*Given problem:* Where does the string "make" appear? Copy every line of the entries below that holds it.

*Data excerpts:*
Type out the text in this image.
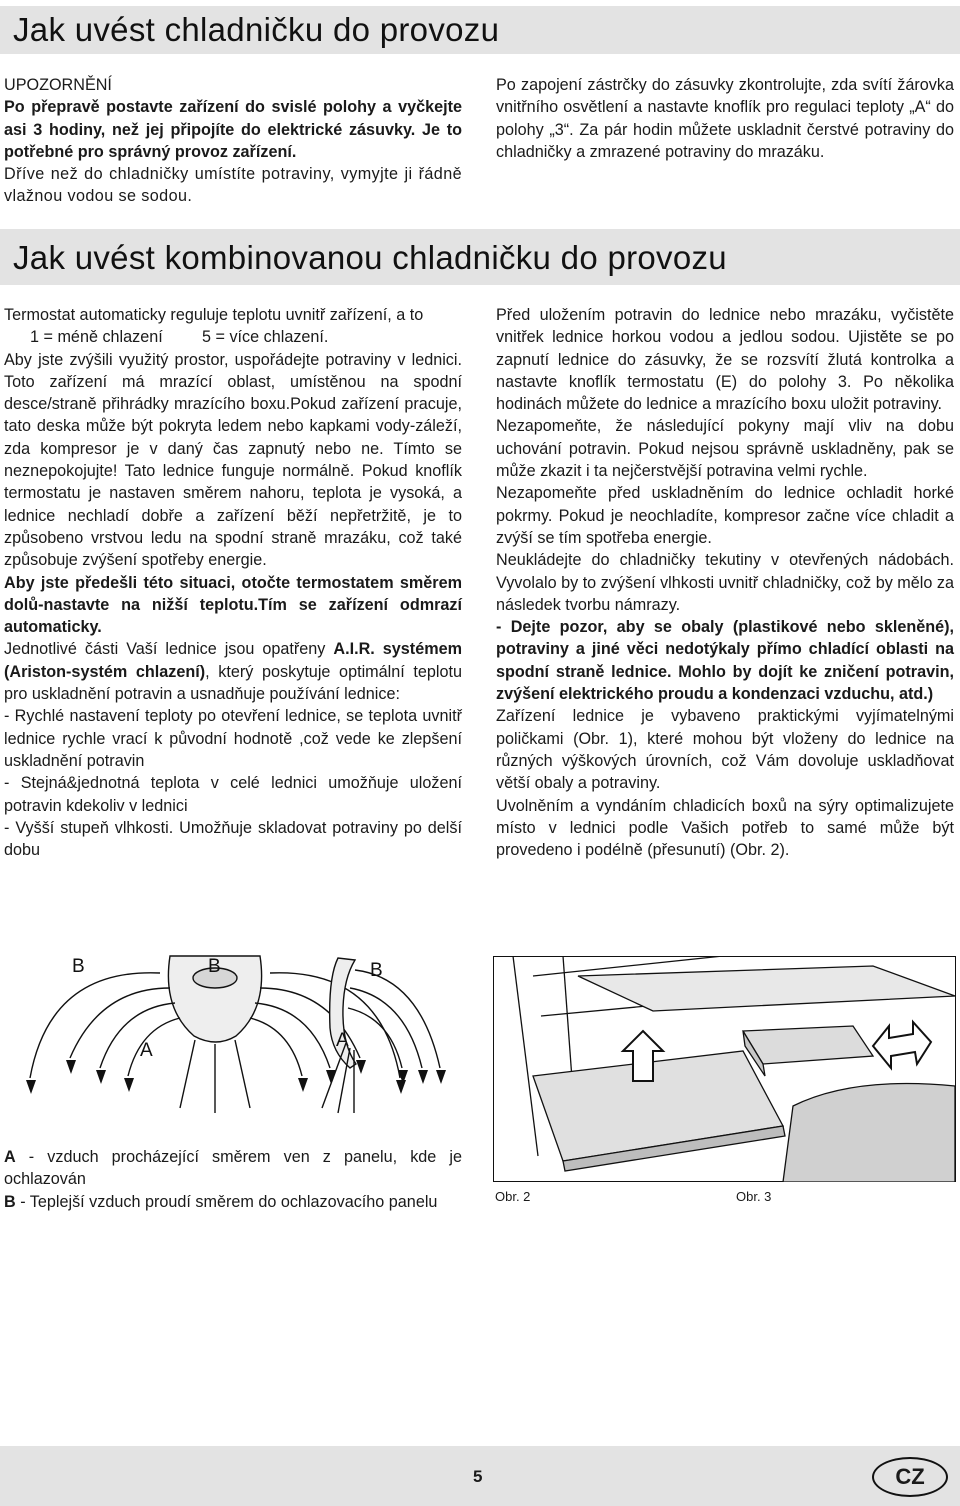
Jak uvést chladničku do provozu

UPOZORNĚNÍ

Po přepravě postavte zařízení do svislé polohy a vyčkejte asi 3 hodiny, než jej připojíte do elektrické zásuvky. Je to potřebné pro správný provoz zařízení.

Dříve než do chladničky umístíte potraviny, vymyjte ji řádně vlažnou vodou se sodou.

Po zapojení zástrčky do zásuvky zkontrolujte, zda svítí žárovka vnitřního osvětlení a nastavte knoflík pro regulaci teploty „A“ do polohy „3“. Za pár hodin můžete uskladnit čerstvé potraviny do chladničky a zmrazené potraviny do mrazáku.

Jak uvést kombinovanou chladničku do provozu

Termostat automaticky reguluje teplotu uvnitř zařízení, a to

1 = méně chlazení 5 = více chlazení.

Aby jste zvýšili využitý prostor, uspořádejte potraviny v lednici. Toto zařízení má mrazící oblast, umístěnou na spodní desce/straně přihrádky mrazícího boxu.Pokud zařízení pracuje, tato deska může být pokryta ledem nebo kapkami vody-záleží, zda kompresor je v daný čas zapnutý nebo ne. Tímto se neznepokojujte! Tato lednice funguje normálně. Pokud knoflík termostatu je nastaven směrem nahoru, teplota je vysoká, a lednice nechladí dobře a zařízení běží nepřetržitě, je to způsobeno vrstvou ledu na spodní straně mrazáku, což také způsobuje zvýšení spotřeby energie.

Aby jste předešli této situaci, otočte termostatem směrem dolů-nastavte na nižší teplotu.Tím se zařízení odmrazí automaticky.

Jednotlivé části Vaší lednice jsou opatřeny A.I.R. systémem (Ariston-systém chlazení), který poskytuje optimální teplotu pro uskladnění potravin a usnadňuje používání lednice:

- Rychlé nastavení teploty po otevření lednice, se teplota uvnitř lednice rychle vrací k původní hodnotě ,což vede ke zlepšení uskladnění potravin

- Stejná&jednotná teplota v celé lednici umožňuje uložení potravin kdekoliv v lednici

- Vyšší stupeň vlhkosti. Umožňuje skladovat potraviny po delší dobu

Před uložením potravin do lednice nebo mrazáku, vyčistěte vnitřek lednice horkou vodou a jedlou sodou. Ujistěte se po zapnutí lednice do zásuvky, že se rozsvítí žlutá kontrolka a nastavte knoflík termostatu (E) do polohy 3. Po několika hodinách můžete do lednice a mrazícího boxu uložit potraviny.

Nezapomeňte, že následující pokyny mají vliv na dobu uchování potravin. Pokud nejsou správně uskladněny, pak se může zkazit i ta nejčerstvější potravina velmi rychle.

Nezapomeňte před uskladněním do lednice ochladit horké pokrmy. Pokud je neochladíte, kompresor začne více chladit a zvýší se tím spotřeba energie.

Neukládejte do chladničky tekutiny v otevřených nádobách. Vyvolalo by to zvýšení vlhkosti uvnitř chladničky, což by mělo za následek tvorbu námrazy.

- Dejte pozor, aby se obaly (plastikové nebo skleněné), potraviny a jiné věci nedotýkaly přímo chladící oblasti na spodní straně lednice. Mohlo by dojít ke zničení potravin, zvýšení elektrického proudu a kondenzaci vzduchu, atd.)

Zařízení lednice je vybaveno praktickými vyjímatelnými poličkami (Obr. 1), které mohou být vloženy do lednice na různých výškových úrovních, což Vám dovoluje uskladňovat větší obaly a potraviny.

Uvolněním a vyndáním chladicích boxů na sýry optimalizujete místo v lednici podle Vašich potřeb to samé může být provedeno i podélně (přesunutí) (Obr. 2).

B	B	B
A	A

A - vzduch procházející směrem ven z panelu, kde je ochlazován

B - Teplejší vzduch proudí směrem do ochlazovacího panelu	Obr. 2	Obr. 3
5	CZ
...
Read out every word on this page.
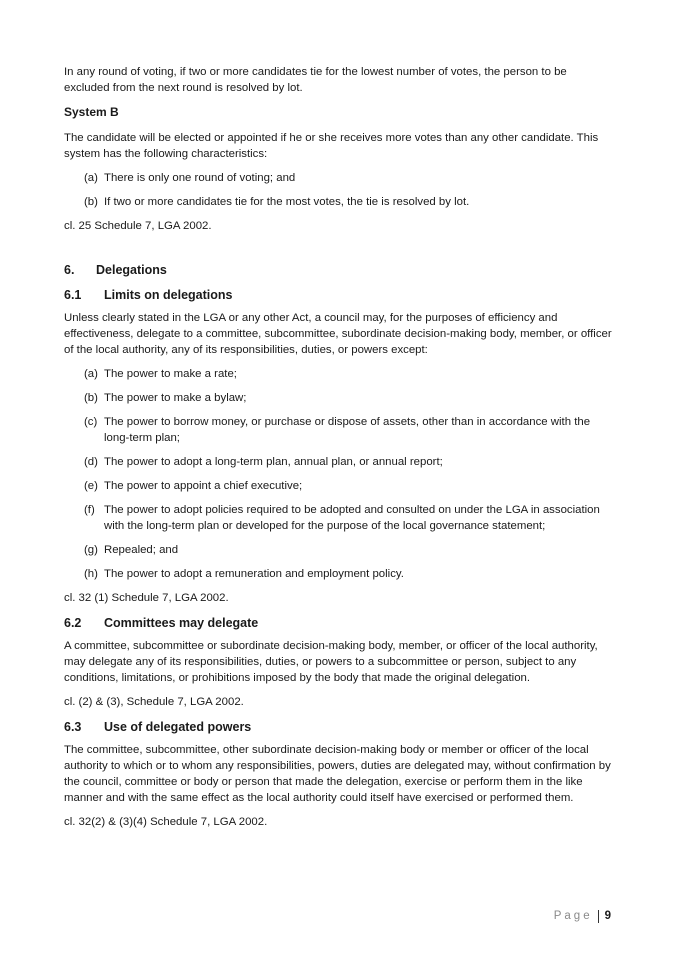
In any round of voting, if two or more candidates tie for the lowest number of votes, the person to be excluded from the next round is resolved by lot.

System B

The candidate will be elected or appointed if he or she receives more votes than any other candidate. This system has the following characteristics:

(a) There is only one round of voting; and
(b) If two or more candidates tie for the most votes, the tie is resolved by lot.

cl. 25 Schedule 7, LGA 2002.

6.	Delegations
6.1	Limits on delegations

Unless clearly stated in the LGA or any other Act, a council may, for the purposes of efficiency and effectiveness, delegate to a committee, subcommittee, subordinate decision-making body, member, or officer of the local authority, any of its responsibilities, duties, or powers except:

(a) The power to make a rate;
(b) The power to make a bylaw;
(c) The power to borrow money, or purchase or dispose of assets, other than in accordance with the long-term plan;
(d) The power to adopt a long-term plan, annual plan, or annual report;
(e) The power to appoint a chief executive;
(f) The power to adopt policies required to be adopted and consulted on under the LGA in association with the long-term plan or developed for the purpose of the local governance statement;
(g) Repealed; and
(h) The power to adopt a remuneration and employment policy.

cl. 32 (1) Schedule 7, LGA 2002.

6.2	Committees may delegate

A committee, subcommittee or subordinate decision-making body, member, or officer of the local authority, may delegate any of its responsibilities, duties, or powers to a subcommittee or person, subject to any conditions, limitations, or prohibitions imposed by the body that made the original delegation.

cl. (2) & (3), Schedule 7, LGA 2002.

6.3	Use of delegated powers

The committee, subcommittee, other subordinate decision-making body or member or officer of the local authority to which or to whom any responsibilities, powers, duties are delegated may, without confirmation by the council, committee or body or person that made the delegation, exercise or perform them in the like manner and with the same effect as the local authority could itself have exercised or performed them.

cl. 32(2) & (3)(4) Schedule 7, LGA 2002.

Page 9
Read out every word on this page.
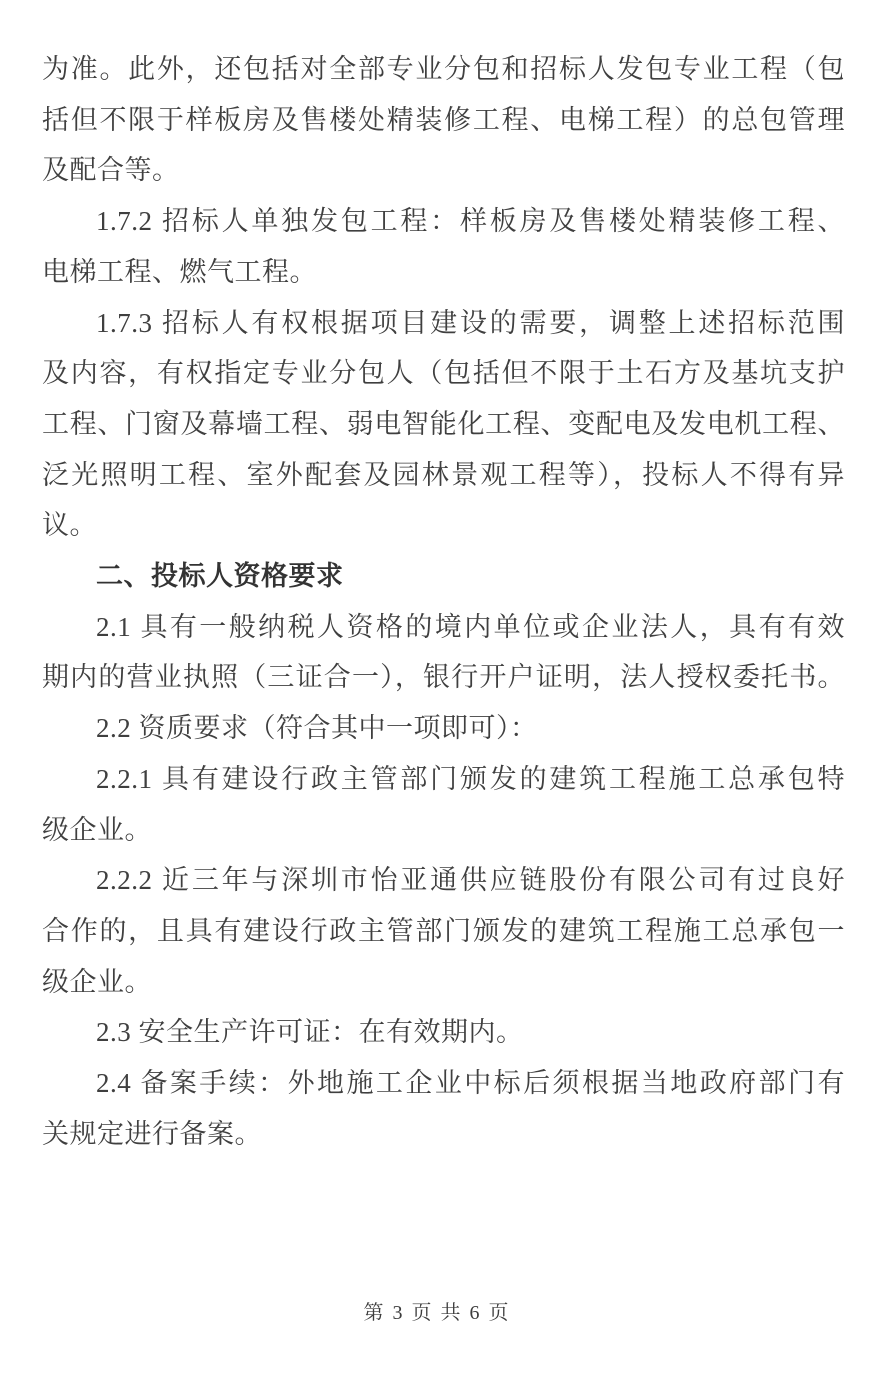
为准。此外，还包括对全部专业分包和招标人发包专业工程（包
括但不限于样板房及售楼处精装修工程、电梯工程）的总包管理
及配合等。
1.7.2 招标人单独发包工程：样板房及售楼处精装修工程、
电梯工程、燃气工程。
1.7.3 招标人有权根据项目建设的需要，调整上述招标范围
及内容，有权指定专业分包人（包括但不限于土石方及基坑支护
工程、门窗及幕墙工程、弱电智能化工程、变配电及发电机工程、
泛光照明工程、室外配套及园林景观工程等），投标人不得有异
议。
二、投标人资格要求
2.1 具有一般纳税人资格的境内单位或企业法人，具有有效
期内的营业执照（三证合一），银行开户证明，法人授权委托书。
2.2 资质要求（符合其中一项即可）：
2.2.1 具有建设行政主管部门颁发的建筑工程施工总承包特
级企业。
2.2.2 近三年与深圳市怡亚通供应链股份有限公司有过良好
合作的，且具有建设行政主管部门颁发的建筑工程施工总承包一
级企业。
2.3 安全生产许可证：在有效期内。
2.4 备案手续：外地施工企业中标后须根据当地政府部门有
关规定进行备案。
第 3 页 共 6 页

*Worked solution:*
(a) The power to make a rate;
(b) The power to make a bylaw;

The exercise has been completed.